→ **ACTIVITY**
Check every line of the data and copy the ones where "research" appears.

→ **Figure dataset records**
====================
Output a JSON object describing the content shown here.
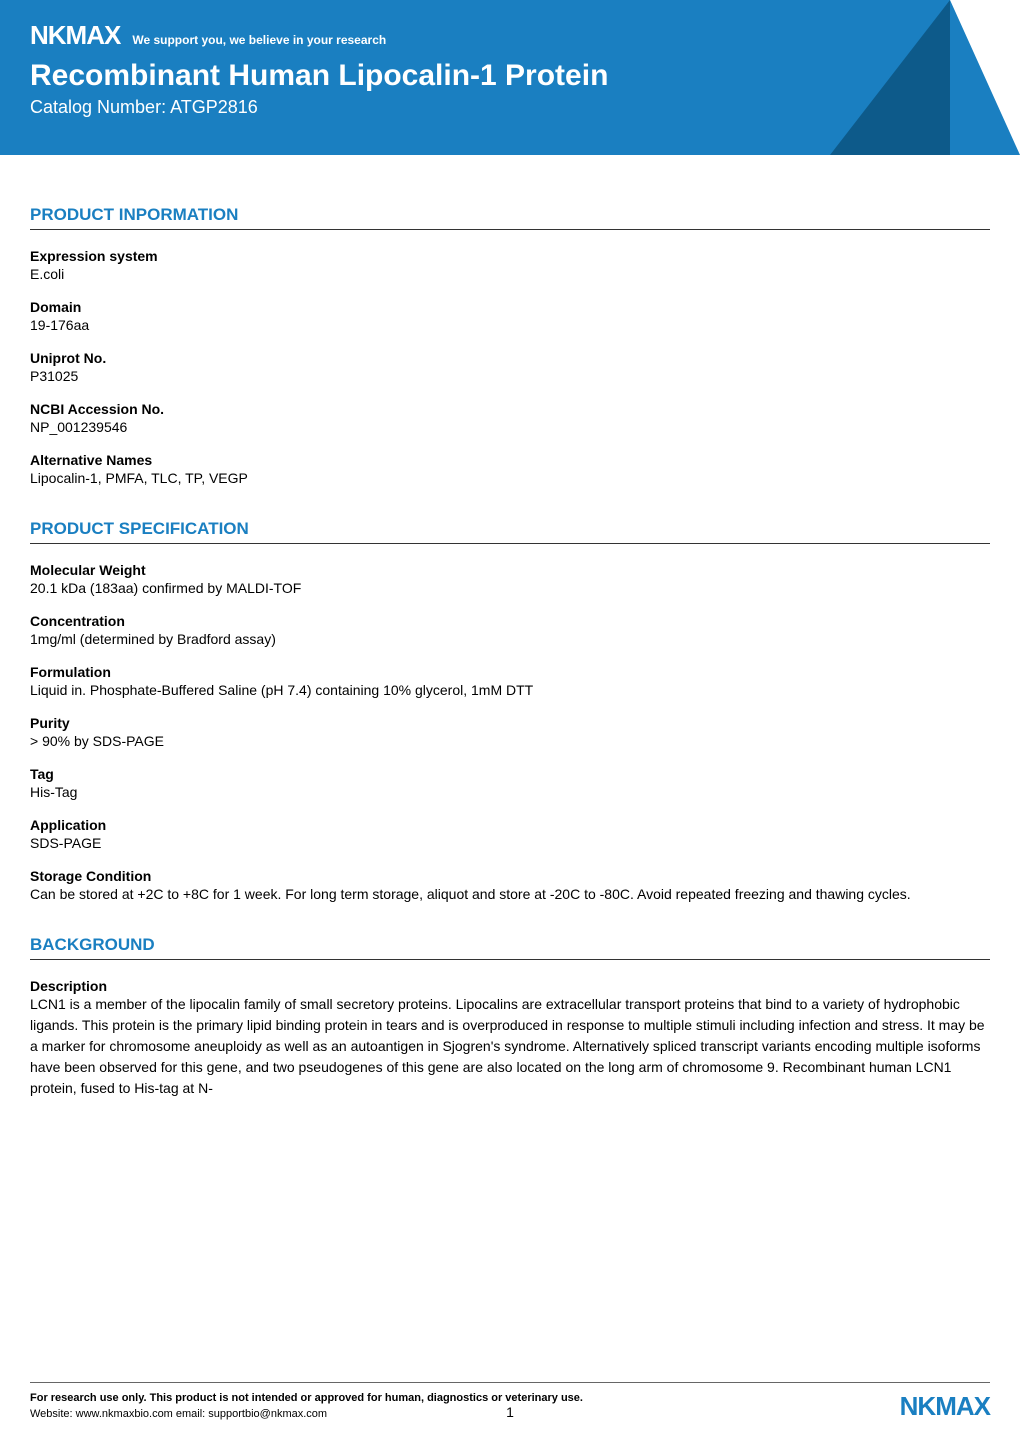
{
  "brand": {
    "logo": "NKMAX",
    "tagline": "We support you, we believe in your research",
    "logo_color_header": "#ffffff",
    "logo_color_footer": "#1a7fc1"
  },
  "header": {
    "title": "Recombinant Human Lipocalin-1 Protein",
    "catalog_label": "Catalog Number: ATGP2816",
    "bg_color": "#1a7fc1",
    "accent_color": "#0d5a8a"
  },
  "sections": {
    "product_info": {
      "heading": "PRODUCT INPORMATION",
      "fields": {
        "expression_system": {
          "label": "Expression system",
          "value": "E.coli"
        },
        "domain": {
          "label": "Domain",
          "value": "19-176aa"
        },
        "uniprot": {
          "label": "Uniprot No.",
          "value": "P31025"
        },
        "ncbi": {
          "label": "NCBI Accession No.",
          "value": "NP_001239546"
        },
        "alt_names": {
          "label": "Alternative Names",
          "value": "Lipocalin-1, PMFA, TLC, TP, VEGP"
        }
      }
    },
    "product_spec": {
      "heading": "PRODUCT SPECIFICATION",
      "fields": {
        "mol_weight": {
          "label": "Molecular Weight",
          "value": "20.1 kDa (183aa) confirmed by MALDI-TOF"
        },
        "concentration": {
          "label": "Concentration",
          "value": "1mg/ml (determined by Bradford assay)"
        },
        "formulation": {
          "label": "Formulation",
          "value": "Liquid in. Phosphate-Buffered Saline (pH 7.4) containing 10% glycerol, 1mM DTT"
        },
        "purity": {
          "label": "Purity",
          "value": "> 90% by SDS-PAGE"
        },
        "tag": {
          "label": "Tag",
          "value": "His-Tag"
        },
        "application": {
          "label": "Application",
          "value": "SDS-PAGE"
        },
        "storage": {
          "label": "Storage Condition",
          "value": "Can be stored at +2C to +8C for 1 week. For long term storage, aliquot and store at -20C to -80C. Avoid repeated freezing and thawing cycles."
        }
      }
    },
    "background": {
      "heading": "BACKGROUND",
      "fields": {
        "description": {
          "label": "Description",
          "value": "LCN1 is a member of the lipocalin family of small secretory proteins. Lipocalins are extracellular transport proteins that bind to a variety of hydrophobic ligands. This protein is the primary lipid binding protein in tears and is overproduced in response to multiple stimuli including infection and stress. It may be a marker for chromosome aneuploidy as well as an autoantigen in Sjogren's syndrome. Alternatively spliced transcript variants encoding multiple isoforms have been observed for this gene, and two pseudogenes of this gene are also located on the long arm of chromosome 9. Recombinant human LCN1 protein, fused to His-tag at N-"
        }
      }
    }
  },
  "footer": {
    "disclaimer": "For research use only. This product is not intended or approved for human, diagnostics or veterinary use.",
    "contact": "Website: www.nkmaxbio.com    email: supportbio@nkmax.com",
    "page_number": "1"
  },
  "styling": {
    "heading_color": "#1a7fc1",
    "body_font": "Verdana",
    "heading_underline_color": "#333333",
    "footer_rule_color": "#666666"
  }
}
====================
→ **FINISHED TASK**
    "tagline": "We support you, we believe in your research",
    "disclaimer": "For research use only. This product is not intended or approved for human, diagnostics or veterinary use.",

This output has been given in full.